## START

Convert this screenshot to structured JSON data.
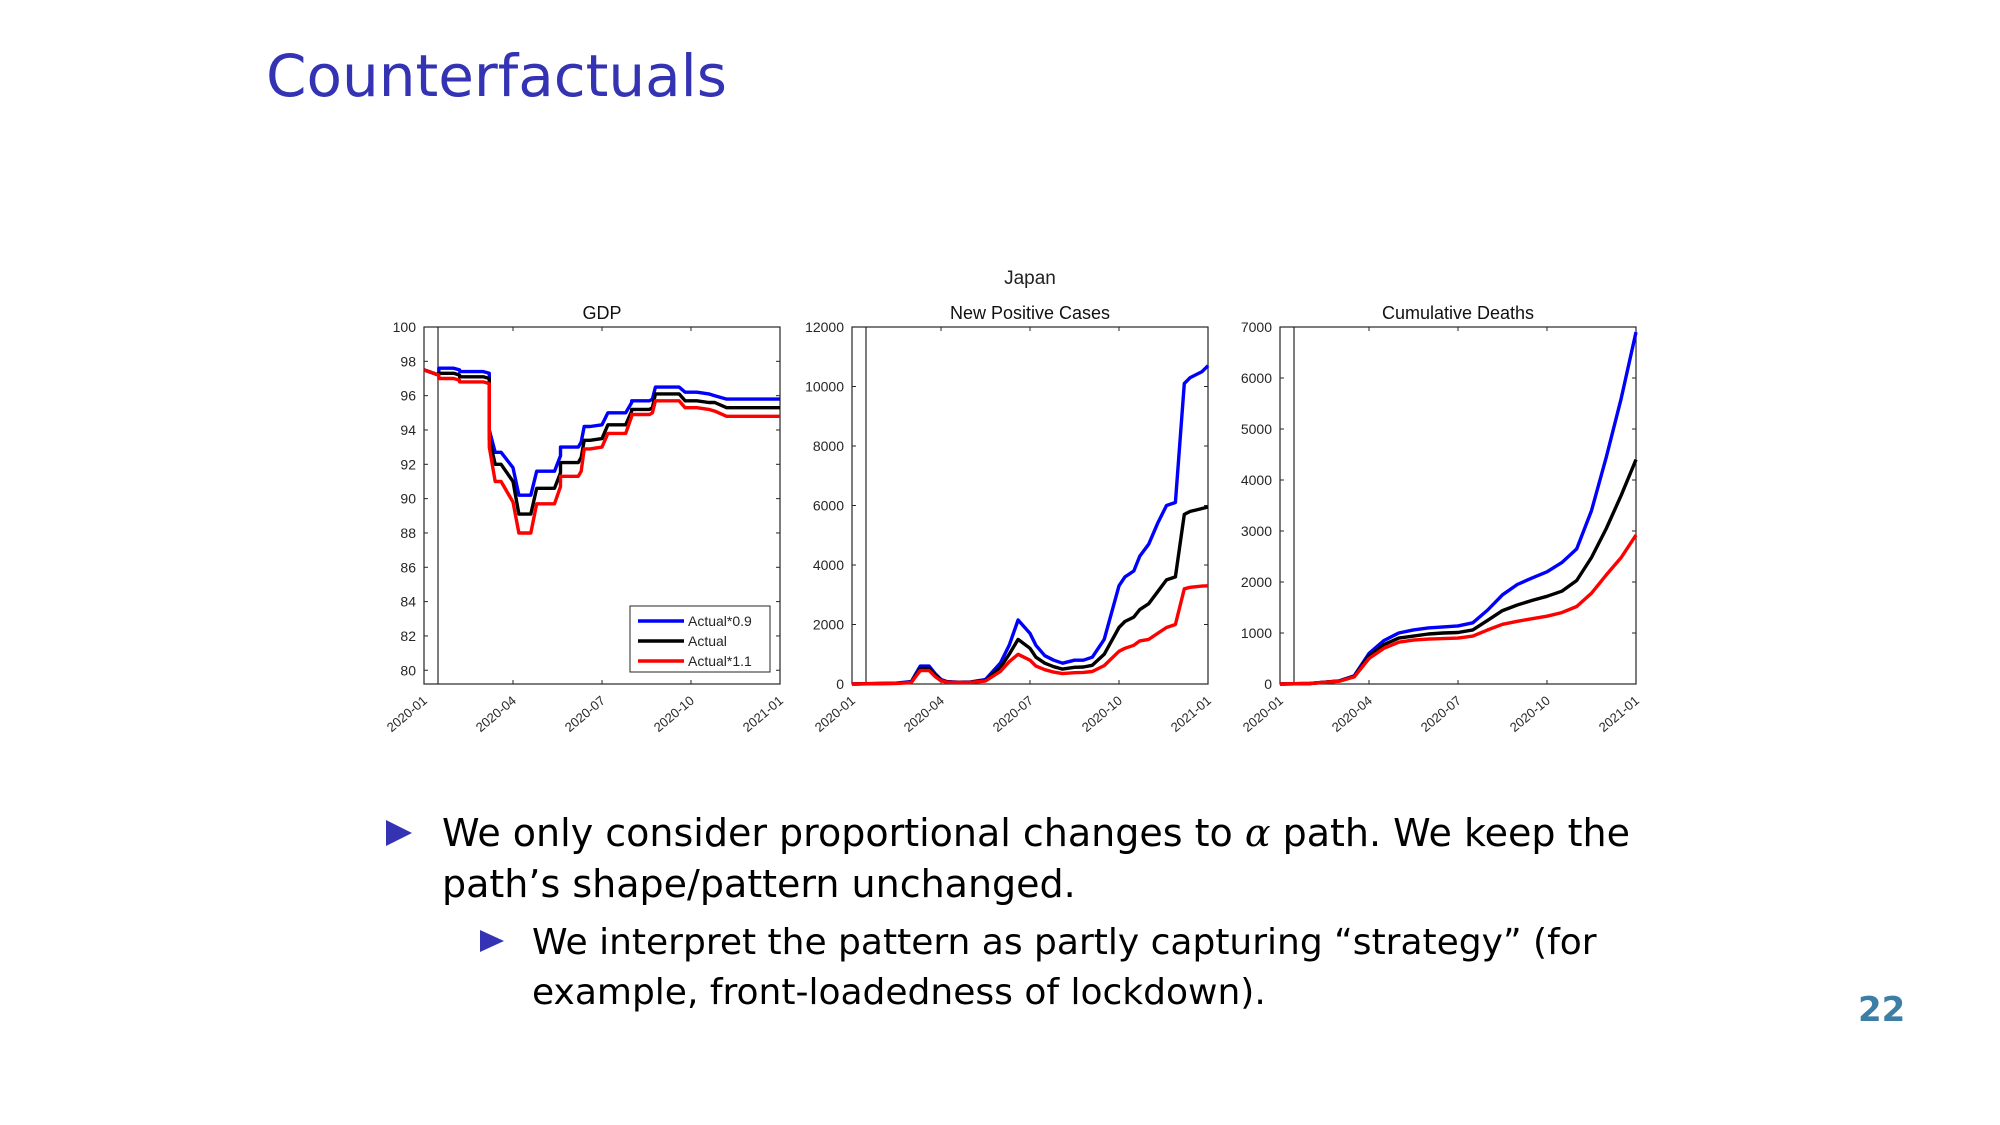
{
  "slide": {
    "title": "Counterfactuals",
    "page_number": "22",
    "bullet1_pre": "We only consider proportional changes to ",
    "bullet1_symbol": "α",
    "bullet1_post": " path.  We keep the path’s shape/pattern unchanged.",
    "bullet2": "We interpret the pattern as partly capturing “strategy” (for example, front-loadedness of lockdown)."
  },
  "colors": {
    "title": "#3333b3",
    "bullet": "#3333b3",
    "page_number": "#3d7ea6"
  },
  "figure_title": "Japan",
  "chart_data": [
    {
      "type": "line",
      "title": "GDP",
      "x_ticks": [
        "2020-01",
        "2020-04",
        "2020-07",
        "2020-10",
        "2021-01"
      ],
      "y_ticks": [
        "80",
        "82",
        "84",
        "86",
        "88",
        "90",
        "92",
        "94",
        "96",
        "98",
        "100"
      ],
      "ylim": [
        79.2,
        100
      ],
      "x_unit": "months since 2020-01",
      "legend": {
        "placement": "bottom-right",
        "entries": [
          "Actual*0.9",
          "Actual",
          "Actual*1.1"
        ]
      },
      "series": [
        {
          "name": "Actual*0.9",
          "color": "#0000ff",
          "x": [
            0,
            0.5,
            0.5,
            1,
            1.2,
            1.2,
            2,
            2.2,
            2.2,
            2.4,
            2.6,
            2.6,
            3.0,
            3.2,
            3.2,
            3.6,
            3.8,
            3.8,
            4.4,
            4.6,
            4.6,
            5.2,
            5.3,
            5.4,
            5.6,
            5.6,
            6.0,
            6.2,
            6.2,
            6.8,
            7.0,
            7.0,
            7.6,
            7.7,
            7.8,
            8.4,
            8.6,
            8.8,
            9.1,
            9.2,
            9.6,
            9.8,
            10.2,
            10.4,
            10.6,
            11.0,
            11.4,
            11.6,
            12.0
          ],
          "values": [
            97.5,
            97.2,
            97.6,
            97.6,
            97.5,
            97.4,
            97.4,
            97.3,
            94.0,
            92.7,
            92.7,
            92.7,
            91.8,
            90.2,
            90.2,
            90.2,
            91.6,
            91.6,
            91.6,
            92.5,
            93.0,
            93.0,
            93.3,
            94.2,
            94.2,
            94.2,
            94.3,
            95.0,
            95.0,
            95.0,
            95.6,
            95.7,
            95.7,
            95.8,
            96.5,
            96.5,
            96.5,
            96.2,
            96.2,
            96.2,
            96.1,
            96.0,
            95.8,
            95.8,
            95.8,
            95.8,
            95.8,
            95.8,
            95.8
          ]
        },
        {
          "name": "Actual",
          "color": "#000000",
          "x": [
            0,
            0.5,
            0.5,
            1,
            1.2,
            1.2,
            2,
            2.2,
            2.2,
            2.4,
            2.6,
            2.6,
            3.0,
            3.2,
            3.2,
            3.6,
            3.8,
            3.8,
            4.4,
            4.6,
            4.6,
            5.2,
            5.3,
            5.4,
            5.6,
            5.6,
            6.0,
            6.2,
            6.2,
            6.8,
            7.0,
            7.0,
            7.6,
            7.7,
            7.8,
            8.4,
            8.6,
            8.8,
            9.1,
            9.2,
            9.6,
            9.8,
            10.2,
            10.4,
            10.6,
            11.0,
            11.4,
            11.6,
            12.0
          ],
          "values": [
            97.5,
            97.2,
            97.3,
            97.3,
            97.2,
            97.1,
            97.1,
            97.0,
            93.5,
            92.0,
            92.0,
            92.0,
            91.0,
            89.1,
            89.1,
            89.1,
            90.6,
            90.6,
            90.6,
            91.5,
            92.1,
            92.1,
            92.4,
            93.4,
            93.4,
            93.4,
            93.5,
            94.3,
            94.3,
            94.3,
            95.1,
            95.2,
            95.2,
            95.3,
            96.1,
            96.1,
            96.1,
            95.7,
            95.7,
            95.7,
            95.6,
            95.6,
            95.3,
            95.3,
            95.3,
            95.3,
            95.3,
            95.3,
            95.3
          ]
        },
        {
          "name": "Actual*1.1",
          "color": "#ff0000",
          "x": [
            0,
            0.5,
            0.5,
            1,
            1.2,
            1.2,
            2,
            2.2,
            2.2,
            2.4,
            2.6,
            2.6,
            3.0,
            3.2,
            3.2,
            3.6,
            3.8,
            3.8,
            4.4,
            4.6,
            4.6,
            5.2,
            5.3,
            5.4,
            5.6,
            5.6,
            6.0,
            6.2,
            6.2,
            6.8,
            7.0,
            7.0,
            7.6,
            7.7,
            7.8,
            8.4,
            8.6,
            8.8,
            9.1,
            9.2,
            9.6,
            9.8,
            10.2,
            10.4,
            10.6,
            11.0,
            11.4,
            11.6,
            12.0
          ],
          "values": [
            97.5,
            97.2,
            97.0,
            97.0,
            96.9,
            96.8,
            96.8,
            96.7,
            93.0,
            91.0,
            91.0,
            91.0,
            89.8,
            88.0,
            88.0,
            88.0,
            89.7,
            89.7,
            89.7,
            90.7,
            91.3,
            91.3,
            91.6,
            92.9,
            92.9,
            92.9,
            93.0,
            93.8,
            93.8,
            93.8,
            94.8,
            94.9,
            94.9,
            95.0,
            95.7,
            95.7,
            95.7,
            95.3,
            95.3,
            95.3,
            95.2,
            95.1,
            94.8,
            94.8,
            94.8,
            94.8,
            94.8,
            94.8,
            94.8
          ]
        }
      ]
    },
    {
      "type": "line",
      "title": "New Positive Cases",
      "x_ticks": [
        "2020-01",
        "2020-04",
        "2020-07",
        "2020-10",
        "2021-01"
      ],
      "y_ticks": [
        "0",
        "2000",
        "4000",
        "6000",
        "8000",
        "10000",
        "12000"
      ],
      "ylim": [
        0,
        12000
      ],
      "x_unit": "months since 2020-01",
      "series": [
        {
          "name": "Actual*0.9",
          "color": "#0000ff",
          "x": [
            0,
            1.5,
            2.0,
            2.3,
            2.6,
            2.8,
            3.0,
            3.2,
            3.6,
            4.0,
            4.5,
            5.0,
            5.3,
            5.6,
            6.0,
            6.2,
            6.5,
            6.8,
            7.1,
            7.5,
            7.8,
            8.1,
            8.5,
            9.0,
            9.2,
            9.5,
            9.7,
            10.0,
            10.3,
            10.6,
            10.9,
            11.2,
            11.4,
            11.6,
            11.8,
            12.0
          ],
          "values": [
            0,
            30,
            80,
            600,
            600,
            350,
            150,
            80,
            60,
            70,
            150,
            700,
            1300,
            2150,
            1700,
            1300,
            950,
            800,
            700,
            800,
            800,
            900,
            1500,
            3300,
            3600,
            3800,
            4300,
            4700,
            5400,
            6000,
            6100,
            10100,
            10300,
            10400,
            10500,
            10700
          ]
        },
        {
          "name": "Actual",
          "color": "#000000",
          "x": [
            0,
            1.5,
            2.0,
            2.3,
            2.6,
            2.8,
            3.0,
            3.2,
            3.6,
            4.0,
            4.5,
            5.0,
            5.3,
            5.6,
            6.0,
            6.2,
            6.5,
            6.8,
            7.1,
            7.5,
            7.8,
            8.1,
            8.5,
            9.0,
            9.2,
            9.5,
            9.7,
            10.0,
            10.3,
            10.6,
            10.9,
            11.2,
            11.4,
            11.6,
            11.8,
            12.0
          ],
          "values": [
            0,
            25,
            60,
            520,
            520,
            300,
            130,
            70,
            55,
            60,
            120,
            550,
            1000,
            1500,
            1200,
            900,
            700,
            580,
            500,
            560,
            570,
            630,
            1000,
            1900,
            2100,
            2250,
            2500,
            2700,
            3100,
            3500,
            3600,
            5700,
            5800,
            5850,
            5900,
            5950
          ]
        },
        {
          "name": "Actual*1.1",
          "color": "#ff0000",
          "x": [
            0,
            1.5,
            2.0,
            2.3,
            2.6,
            2.8,
            3.0,
            3.2,
            3.6,
            4.0,
            4.5,
            5.0,
            5.3,
            5.6,
            6.0,
            6.2,
            6.5,
            6.8,
            7.1,
            7.5,
            7.8,
            8.1,
            8.5,
            9.0,
            9.2,
            9.5,
            9.7,
            10.0,
            10.3,
            10.6,
            10.9,
            11.2,
            11.4,
            11.6,
            11.8,
            12.0
          ],
          "values": [
            0,
            20,
            50,
            450,
            450,
            250,
            110,
            60,
            50,
            55,
            100,
            420,
            750,
            1000,
            800,
            600,
            480,
            400,
            350,
            380,
            390,
            420,
            620,
            1100,
            1200,
            1300,
            1450,
            1500,
            1700,
            1900,
            2000,
            3200,
            3250,
            3270,
            3290,
            3300
          ]
        }
      ]
    },
    {
      "type": "line",
      "title": "Cumulative Deaths",
      "x_ticks": [
        "2020-01",
        "2020-04",
        "2020-07",
        "2020-10",
        "2021-01"
      ],
      "y_ticks": [
        "0",
        "1000",
        "2000",
        "3000",
        "4000",
        "5000",
        "6000",
        "7000"
      ],
      "ylim": [
        0,
        7000
      ],
      "x_unit": "months since 2020-01",
      "series": [
        {
          "name": "Actual*0.9",
          "color": "#0000ff",
          "x": [
            0,
            1.0,
            2.0,
            2.5,
            3.0,
            3.5,
            4.0,
            4.5,
            5.0,
            5.5,
            6.0,
            6.5,
            7.0,
            7.5,
            8.0,
            8.5,
            9.0,
            9.5,
            10.0,
            10.5,
            11.0,
            11.5,
            12.0
          ],
          "values": [
            0,
            10,
            60,
            160,
            600,
            850,
            1000,
            1060,
            1100,
            1120,
            1140,
            1200,
            1450,
            1750,
            1950,
            2080,
            2200,
            2380,
            2650,
            3400,
            4450,
            5600,
            6900
          ]
        },
        {
          "name": "Actual",
          "color": "#000000",
          "x": [
            0,
            1.0,
            2.0,
            2.5,
            3.0,
            3.5,
            4.0,
            4.5,
            5.0,
            5.5,
            6.0,
            6.5,
            7.0,
            7.5,
            8.0,
            8.5,
            9.0,
            9.5,
            10.0,
            10.5,
            11.0,
            11.5,
            12.0
          ],
          "values": [
            0,
            10,
            60,
            150,
            550,
            770,
            900,
            940,
            980,
            1000,
            1010,
            1060,
            1250,
            1440,
            1550,
            1640,
            1720,
            1820,
            2030,
            2480,
            3050,
            3700,
            4400
          ]
        },
        {
          "name": "Actual*1.1",
          "color": "#ff0000",
          "x": [
            0,
            1.0,
            2.0,
            2.5,
            3.0,
            3.5,
            4.0,
            4.5,
            5.0,
            5.5,
            6.0,
            6.5,
            7.0,
            7.5,
            8.0,
            8.5,
            9.0,
            9.5,
            10.0,
            10.5,
            11.0,
            11.5,
            12.0
          ],
          "values": [
            0,
            10,
            55,
            140,
            500,
            700,
            820,
            860,
            880,
            890,
            900,
            940,
            1060,
            1170,
            1230,
            1280,
            1330,
            1400,
            1520,
            1780,
            2140,
            2480,
            2920
          ]
        }
      ]
    }
  ]
}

## END

REQUIRED TASK: Copy every line of the data that holds the string "pattern".

EXERCISE RESPONSE:
    "bullet1_post": " path.  We keep the path’s shape/pattern unchanged.",
    "bullet2": "We interpret the pattern as partly capturing “strategy” (for example, front-loadedness of lockdown)."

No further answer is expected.